--- GIVEN PROBLEM ---
Check every line below for the word "Sağlıkta" and copy the ones that have it.

--- MATERIAL PROVIDED ---
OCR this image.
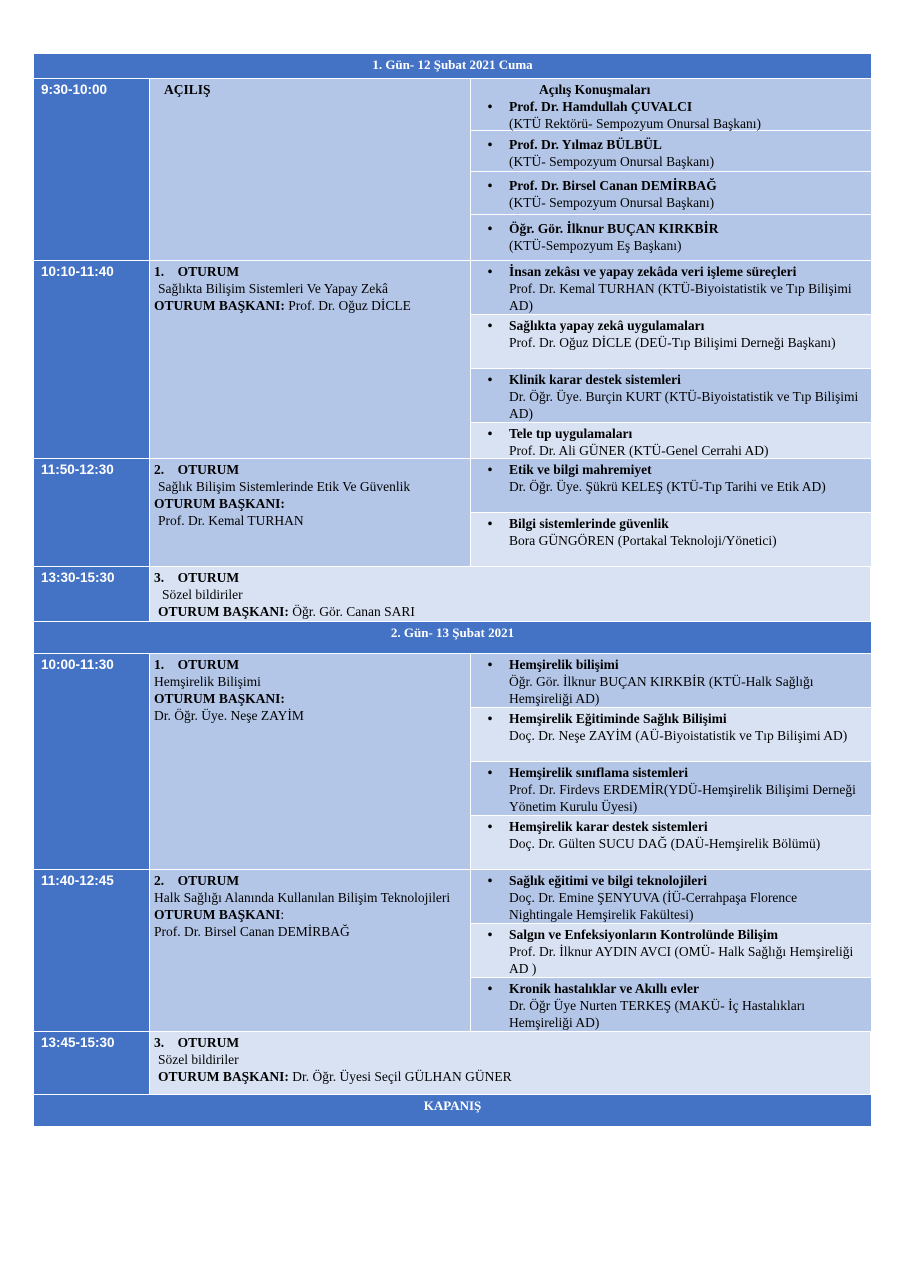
1. Gün- 12 Şubat 2021 Cuma
9:30-10:00	AÇILIŞ	Açılış Konuşmaları
•	Prof. Dr. Hamdullah ÇUVALCI
(KTÜ Rektörü- Sempozyum Onursal Başkanı)
•	Prof. Dr. Yılmaz BÜLBÜL
(KTÜ- Sempozyum Onursal Başkanı)
•	Prof. Dr. Birsel Canan DEMİRBAĞ
(KTÜ- Sempozyum Onursal Başkanı)
•	Öğr. Gör. İlknur BUÇAN KIRKBİR
(KTÜ-Sempozyum Eş Başkanı)
10:10-11:40	1. OTURUM
Sağlıkta Bilişim Sistemleri Ve Yapay Zekâ
OTURUM BAŞKANI: Prof. Dr. Oğuz DİCLE
•	İnsan zekâsı ve yapay zekâda veri işleme süreçleri
Prof. Dr. Kemal TURHAN (KTÜ-Biyoistatistik ve Tıp Bilişimi AD)
•	Sağlıkta yapay zekâ uygulamaları
Prof. Dr. Oğuz DİCLE (DEÜ-Tıp Bilişimi Derneği Başkanı)
•	Klinik karar destek sistemleri
Dr. Öğr. Üye. Burçin KURT (KTÜ-Biyoistatistik ve Tıp Bilişimi AD)
•	Tele tıp uygulamaları
Prof. Dr. Ali GÜNER (KTÜ-Genel Cerrahi AD)
11:50-12:30	2. OTURUM
Sağlık Bilişim Sistemlerinde Etik Ve Güvenlik
OTURUM BAŞKANI:
Prof. Dr. Kemal TURHAN
•	Etik ve bilgi mahremiyet
Dr. Öğr. Üye. Şükrü KELEŞ (KTÜ-Tıp Tarihi ve Etik AD)
•	Bilgi sistemlerinde güvenlik
Bora GÜNGÖREN (Portakal Teknoloji/Yönetici)
13:30-15:30	3. OTURUM
Sözel bildiriler
OTURUM BAŞKANI: Öğr. Gör. Canan SARI
2. Gün- 13 Şubat 2021
10:00-11:30	1. OTURUM
Hemşirelik Bilişimi
OTURUM BAŞKANI:
Dr. Öğr. Üye. Neşe ZAYİM
•	Hemşirelik bilişimi
Öğr. Gör. İlknur BUÇAN KIRKBİR (KTÜ-Halk Sağlığı Hemşireliği AD)
•	Hemşirelik Eğitiminde Sağlık Bilişimi
Doç. Dr. Neşe ZAYİM (AÜ-Biyoistatistik ve Tıp Bilişimi AD)
•	Hemşirelik sınıflama sistemleri
Prof. Dr. Firdevs ERDEMİR(YDÜ-Hemşirelik Bilişimi Derneği Yönetim Kurulu Üyesi)
•	Hemşirelik karar destek sistemleri
Doç. Dr. Gülten SUCU DAĞ (DAÜ-Hemşirelik Bölümü)
11:40-12:45	2. OTURUM
Halk Sağlığı Alanında Kullanılan Bilişim Teknolojileri
OTURUM BAŞKANI:
Prof. Dr. Birsel Canan DEMİRBAĞ
•	Sağlık eğitimi ve bilgi teknolojileri
Doç. Dr. Emine ŞENYUVA (İÜ-Cerrahpaşa Florence Nightingale Hemşirelik Fakültesi)
•	Salgın ve Enfeksiyonların Kontrolünde Bilişim
Prof. Dr. İlknur AYDIN AVCI (OMÜ- Halk Sağlığı Hemşireliği AD )
•	Kronik hastalıklar ve Akıllı evler
Dr. Öğr Üye Nurten TERKEŞ (MAKÜ- İç Hastalıkları Hemşireliği AD)
13:45-15:30	3. OTURUM
Sözel bildiriler
OTURUM BAŞKANI: Dr. Öğr. Üyesi Seçil GÜLHAN GÜNER
KAPANIŞ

--- RESULT OF THIS TASK ---
Sağlıkta Bilişim Sistemleri Ve Yapay Zekâ
•	Sağlıkta yapay zekâ uygulamaları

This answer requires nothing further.